RECORD LIST:

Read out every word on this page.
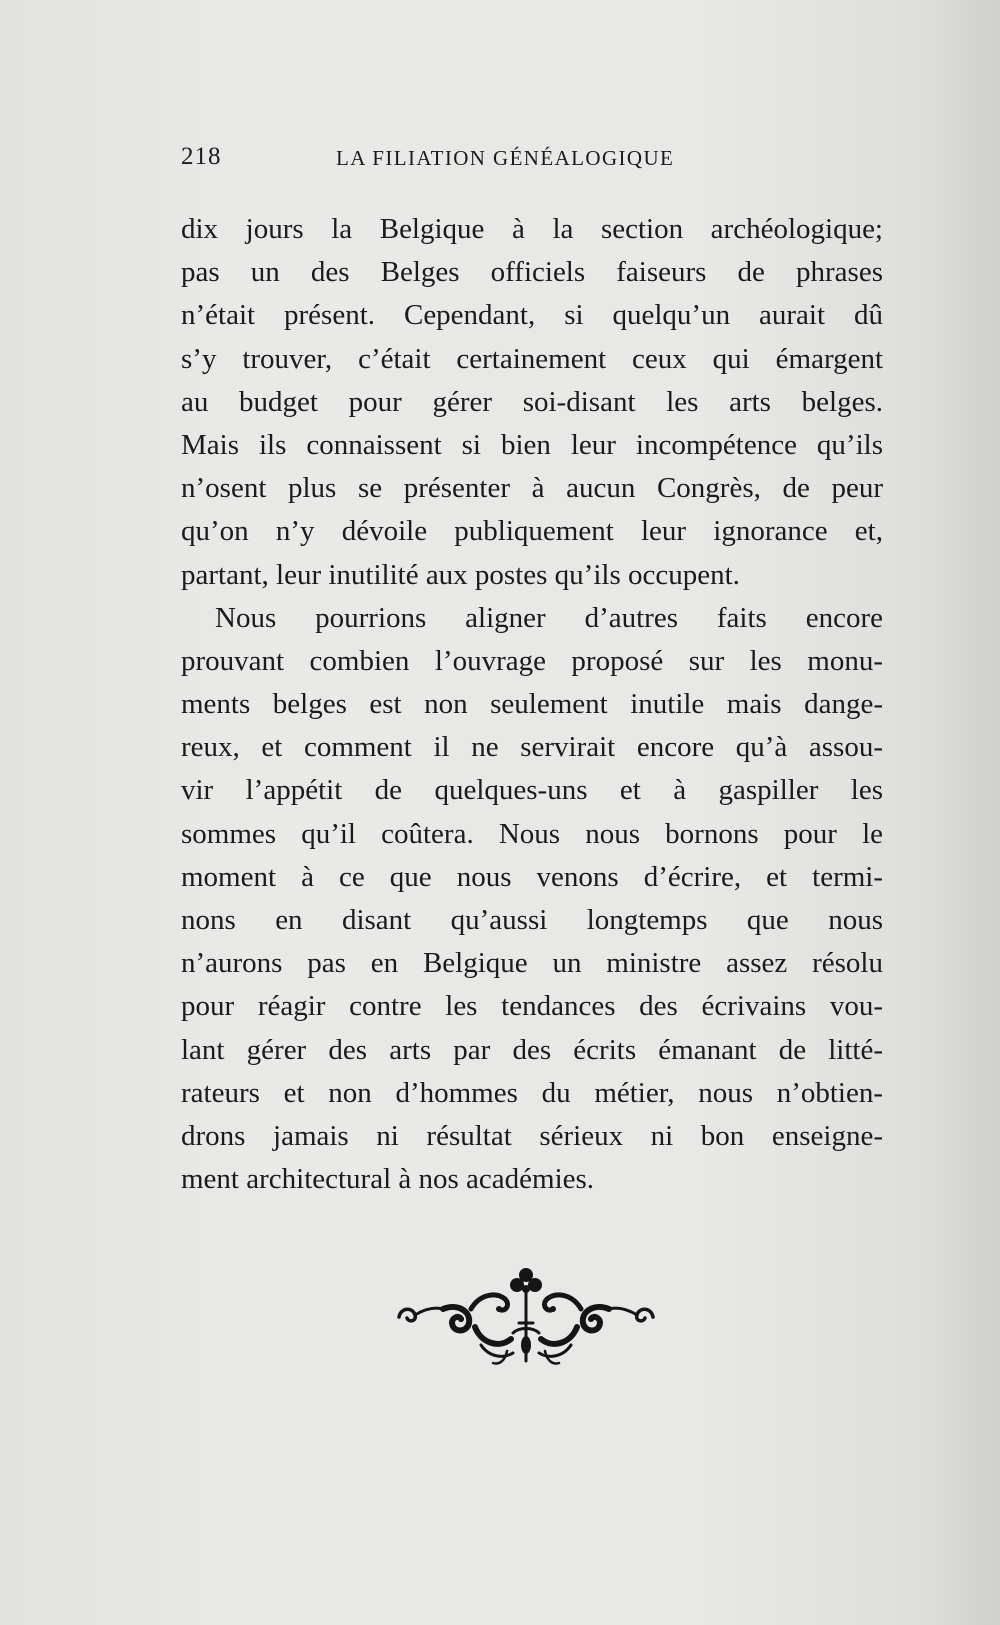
218	LA FILIATION GÉNÉALOGIQUE
dix jours la Belgique à la section archéologique;
pas un des Belges officiels faiseurs de phrases
n’était présent. Cependant, si quelqu’un aurait dû
s’y trouver, c’était certainement ceux qui émargent
au budget pour gérer soi-disant les arts belges.
Mais ils connaissent si bien leur incompétence qu’ils
n’osent plus se présenter à aucun Congrès, de peur
qu’on n’y dévoile publiquement leur ignorance et,
partant, leur inutilité aux postes qu’ils occupent.
Nous pourrions aligner d’autres faits encore
prouvant combien l’ouvrage proposé sur les monu-
ments belges est non seulement inutile mais dange-
reux, et comment il ne servirait encore qu’à assou-
vir l’appétit de quelques-uns et à gaspiller les
sommes qu’il coûtera. Nous nous bornons pour le
moment à ce que nous venons d’écrire, et termi-
nons en disant qu’aussi longtemps que nous
n’aurons pas en Belgique un ministre assez résolu
pour réagir contre les tendances des écrivains vou-
lant gérer des arts par des écrits émanant de litté-
rateurs et non d’hommes du métier, nous n’obtien-
drons jamais ni résultat sérieux ni bon enseigne-
ment architectural à nos académies.
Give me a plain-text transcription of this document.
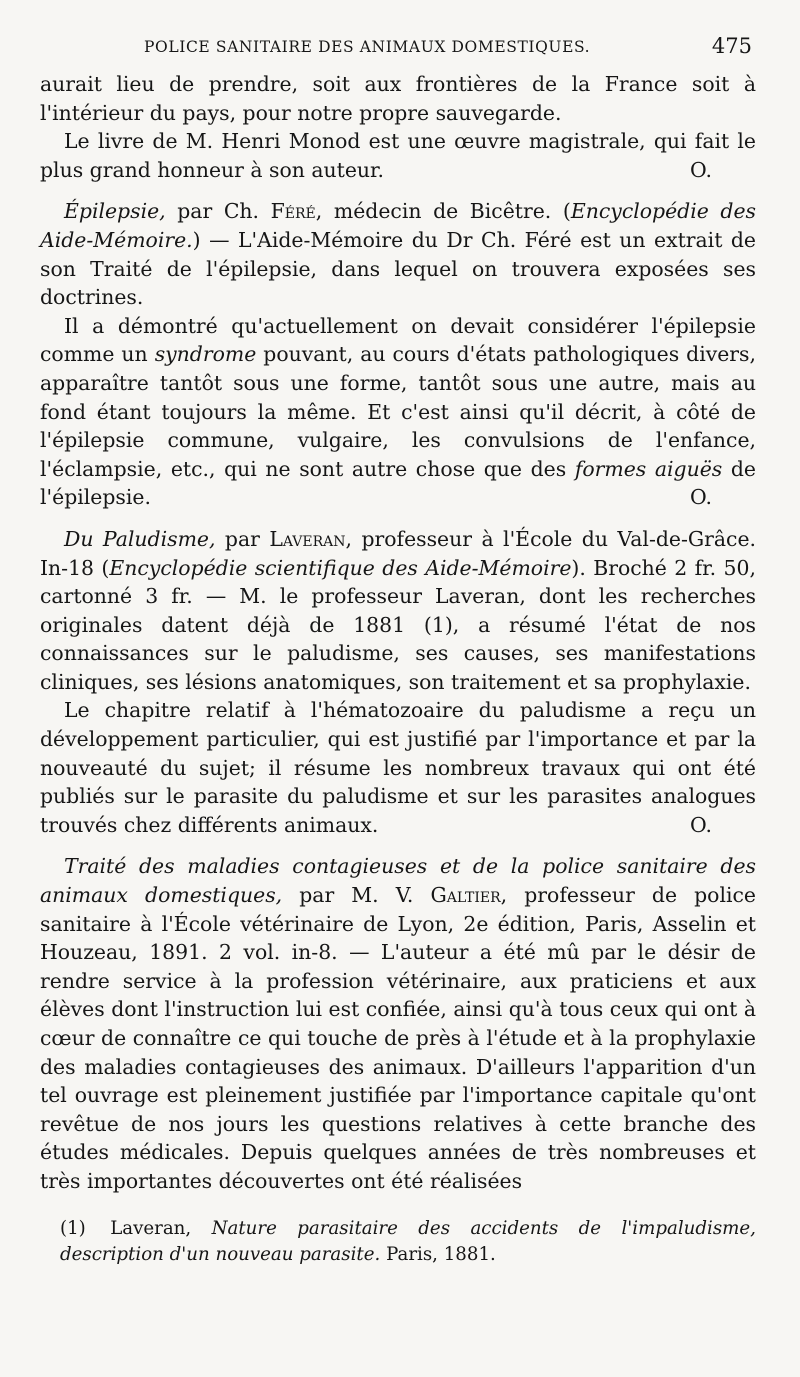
POLICE SANITAIRE DES ANIMAUX DOMESTIQUES.	475

aurait lieu de prendre, soit aux frontières de la France soit à l'intérieur du pays, pour notre propre sauvegarde.

Le livre de M. Henri Monod est une œuvre magistrale, qui fait le plus grand honneur à son auteur.	O.

Épilepsie, par Ch. Féré, médecin de Bicêtre. (Encyclopédie des Aide-Mémoire.) — L'Aide-Mémoire du Dr Ch. Féré est un extrait de son Traité de l'épilepsie, dans lequel on trouvera exposées ses doctrines.

Il a démontré qu'actuellement on devait considérer l'épilepsie comme un syndrome pouvant, au cours d'états pathologiques divers, apparaître tantôt sous une forme, tantôt sous une autre, mais au fond étant toujours la même. Et c'est ainsi qu'il décrit, à côté de l'épilepsie commune, vulgaire, les convulsions de l'enfance, l'éclampsie, etc., qui ne sont autre chose que des formes aiguës de l'épilepsie.	O.

Du Paludisme, par Laveran, professeur à l'École du Val-de-Grâce. In-18 (Encyclopédie scientifique des Aide-Mémoire). Broché 2 fr. 50, cartonné 3 fr. — M. le professeur Laveran, dont les recherches originales datent déjà de 1881 (1), a résumé l'état de nos connaissances sur le paludisme, ses causes, ses manifestations cliniques, ses lésions anatomiques, son traitement et sa prophylaxie.

Le chapitre relatif à l'hématozoaire du paludisme a reçu un développement particulier, qui est justifié par l'importance et par la nouveauté du sujet; il résume les nombreux travaux qui ont été publiés sur le parasite du paludisme et sur les parasites analogues trouvés chez différents animaux.	O.

Traité des maladies contagieuses et de la police sanitaire des animaux domestiques, par M. V. Galtier, professeur de police sanitaire à l'École vétérinaire de Lyon, 2e édition, Paris, Asselin et Houzeau, 1891. 2 vol. in-8. — L'auteur a été mû par le désir de rendre service à la profession vétérinaire, aux praticiens et aux élèves dont l'instruction lui est confiée, ainsi qu'à tous ceux qui ont à cœur de connaître ce qui touche de près à l'étude et à la prophylaxie des maladies contagieuses des animaux. D'ailleurs l'apparition d'un tel ouvrage est pleinement justifiée par l'importance capitale qu'ont revêtue de nos jours les questions relatives à cette branche des études médicales. Depuis quelques années de très nombreuses et très importantes découvertes ont été réalisées

(1) Laveran, Nature parasitaire des accidents de l'impaludisme, description d'un nouveau parasite. Paris, 1881.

WRITTEN REQUEST:
Leaving out the pictures, repeat the data above exactly.

OUTPUT OF THE TASK:
Read out every word on this page.
218	LA FILIATION GÉNÉALOGIQUE
dix jours la Belgique à la section archéologique;
pas un des Belges officiels faiseurs de phrases
n’était présent. Cependant, si quelqu’un aurait dû
s’y trouver, c’était certainement ceux qui émargent
au budget pour gérer soi-disant les arts belges.
Mais ils connaissent si bien leur incompétence qu’ils
n’osent plus se présenter à aucun Congrès, de peur
qu’on n’y dévoile publiquement leur ignorance et,
partant, leur inutilité aux postes qu’ils occupent.
Nous pourrions aligner d’autres faits encore
prouvant combien l’ouvrage proposé sur les monu-
ments belges est non seulement inutile mais dange-
reux, et comment il ne servirait encore qu’à assou-
vir l’appétit de quelques-uns et à gaspiller les
sommes qu’il coûtera. Nous nous bornons pour le
moment à ce que nous venons d’écrire, et termi-
nons en disant qu’aussi longtemps que nous
n’aurons pas en Belgique un ministre assez résolu
pour réagir contre les tendances des écrivains vou-
lant gérer des arts par des écrits émanant de litté-
rateurs et non d’hommes du métier, nous n’obtien-
drons jamais ni résultat sérieux ni bon enseigne-
ment architectural à nos académies.
Give me a plain-text transcription of this document.
POLICE SANITAIRE DES ANIMAUX DOMESTIQUES.	475

aurait lieu de prendre, soit aux frontières de la France soit à l'intérieur du pays, pour notre propre sauvegarde.

Le livre de M. Henri Monod est une œuvre magistrale, qui fait le plus grand honneur à son auteur.	O.

Épilepsie, par Ch. Féré, médecin de Bicêtre. (Encyclopédie des Aide-Mémoire.) — L'Aide-Mémoire du Dr Ch. Féré est un extrait de son Traité de l'épilepsie, dans lequel on trouvera exposées ses doctrines.

Il a démontré qu'actuellement on devait considérer l'épilepsie comme un syndrome pouvant, au cours d'états pathologiques divers, apparaître tantôt sous une forme, tantôt sous une autre, mais au fond étant toujours la même. Et c'est ainsi qu'il décrit, à côté de l'épilepsie commune, vulgaire, les convulsions de l'enfance, l'éclampsie, etc., qui ne sont autre chose que des formes aiguës de l'épilepsie.	O.

Du Paludisme, par Laveran, professeur à l'École du Val-de-Grâce. In-18 (Encyclopédie scientifique des Aide-Mémoire). Broché 2 fr. 50, cartonné 3 fr. — M. le professeur Laveran, dont les recherches originales datent déjà de 1881 (1), a résumé l'état de nos connaissances sur le paludisme, ses causes, ses manifestations cliniques, ses lésions anatomiques, son traitement et sa prophylaxie.

Le chapitre relatif à l'hématozoaire du paludisme a reçu un développement particulier, qui est justifié par l'importance et par la nouveauté du sujet; il résume les nombreux travaux qui ont été publiés sur le parasite du paludisme et sur les parasites analogues trouvés chez différents animaux.	O.

Traité des maladies contagieuses et de la police sanitaire des animaux domestiques, par M. V. Galtier, professeur de police sanitaire à l'École vétérinaire de Lyon, 2e édition, Paris, Asselin et Houzeau, 1891. 2 vol. in-8. — L'auteur a été mû par le désir de rendre service à la profession vétérinaire, aux praticiens et aux élèves dont l'instruction lui est confiée, ainsi qu'à tous ceux qui ont à cœur de connaître ce qui touche de près à l'étude et à la prophylaxie des maladies contagieuses des animaux. D'ailleurs l'apparition d'un tel ouvrage est pleinement justifiée par l'importance capitale qu'ont revêtue de nos jours les questions relatives à cette branche des études médicales. Depuis quelques années de très nombreuses et très importantes découvertes ont été réalisées

(1) Laveran, Nature parasitaire des accidents de l'impaludisme, description d'un nouveau parasite. Paris, 1881.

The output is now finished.